> **GIVEN PROBLEM**:
Give the total number of lines with the word "data" in them, and no other words.

> **RECORDS TO USE**:

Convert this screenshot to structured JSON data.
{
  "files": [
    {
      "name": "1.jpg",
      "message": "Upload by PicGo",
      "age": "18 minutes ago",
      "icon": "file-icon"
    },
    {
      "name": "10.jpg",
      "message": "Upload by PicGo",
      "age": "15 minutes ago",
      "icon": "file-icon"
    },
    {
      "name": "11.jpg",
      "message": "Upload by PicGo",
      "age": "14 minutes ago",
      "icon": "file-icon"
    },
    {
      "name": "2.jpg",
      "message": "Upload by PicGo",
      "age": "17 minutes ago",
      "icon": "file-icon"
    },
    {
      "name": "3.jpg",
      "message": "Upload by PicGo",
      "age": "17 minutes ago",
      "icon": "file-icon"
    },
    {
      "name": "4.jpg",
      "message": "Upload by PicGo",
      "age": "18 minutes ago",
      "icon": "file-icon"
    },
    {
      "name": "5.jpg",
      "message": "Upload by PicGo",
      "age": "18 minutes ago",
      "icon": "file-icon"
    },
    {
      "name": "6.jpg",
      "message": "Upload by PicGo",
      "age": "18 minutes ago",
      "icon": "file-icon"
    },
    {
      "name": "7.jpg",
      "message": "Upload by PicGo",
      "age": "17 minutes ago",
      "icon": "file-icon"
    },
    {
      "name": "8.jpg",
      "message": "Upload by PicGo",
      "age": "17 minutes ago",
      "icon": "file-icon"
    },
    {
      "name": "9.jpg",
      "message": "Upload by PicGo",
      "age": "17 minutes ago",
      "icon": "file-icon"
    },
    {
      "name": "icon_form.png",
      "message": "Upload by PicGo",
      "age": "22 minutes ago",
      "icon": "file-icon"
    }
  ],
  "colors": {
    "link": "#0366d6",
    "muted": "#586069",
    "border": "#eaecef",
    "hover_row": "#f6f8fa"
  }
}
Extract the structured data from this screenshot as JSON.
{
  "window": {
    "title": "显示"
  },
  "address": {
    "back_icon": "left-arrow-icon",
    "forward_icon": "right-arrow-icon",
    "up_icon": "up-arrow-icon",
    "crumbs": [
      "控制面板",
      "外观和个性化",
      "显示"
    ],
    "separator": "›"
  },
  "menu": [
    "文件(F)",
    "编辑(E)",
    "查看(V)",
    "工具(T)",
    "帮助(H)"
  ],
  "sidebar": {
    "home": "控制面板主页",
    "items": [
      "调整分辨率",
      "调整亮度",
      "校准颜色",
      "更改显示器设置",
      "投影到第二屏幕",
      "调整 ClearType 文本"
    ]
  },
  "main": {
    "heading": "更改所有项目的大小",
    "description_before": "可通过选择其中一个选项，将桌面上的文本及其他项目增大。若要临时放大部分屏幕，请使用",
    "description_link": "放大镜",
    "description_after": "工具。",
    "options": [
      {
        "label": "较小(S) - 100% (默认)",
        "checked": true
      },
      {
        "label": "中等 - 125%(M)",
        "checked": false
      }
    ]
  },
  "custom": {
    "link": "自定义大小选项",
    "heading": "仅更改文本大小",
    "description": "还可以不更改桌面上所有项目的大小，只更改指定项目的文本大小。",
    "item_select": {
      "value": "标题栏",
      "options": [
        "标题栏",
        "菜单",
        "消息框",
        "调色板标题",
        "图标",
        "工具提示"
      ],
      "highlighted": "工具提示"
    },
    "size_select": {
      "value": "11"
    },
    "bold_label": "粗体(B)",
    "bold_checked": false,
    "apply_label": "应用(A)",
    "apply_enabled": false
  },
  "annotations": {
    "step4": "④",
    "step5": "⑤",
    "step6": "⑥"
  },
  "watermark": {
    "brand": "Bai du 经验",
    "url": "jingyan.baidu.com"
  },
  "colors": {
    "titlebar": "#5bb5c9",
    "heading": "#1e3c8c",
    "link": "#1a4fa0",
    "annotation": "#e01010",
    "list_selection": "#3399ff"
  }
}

> **ANSWER**:
2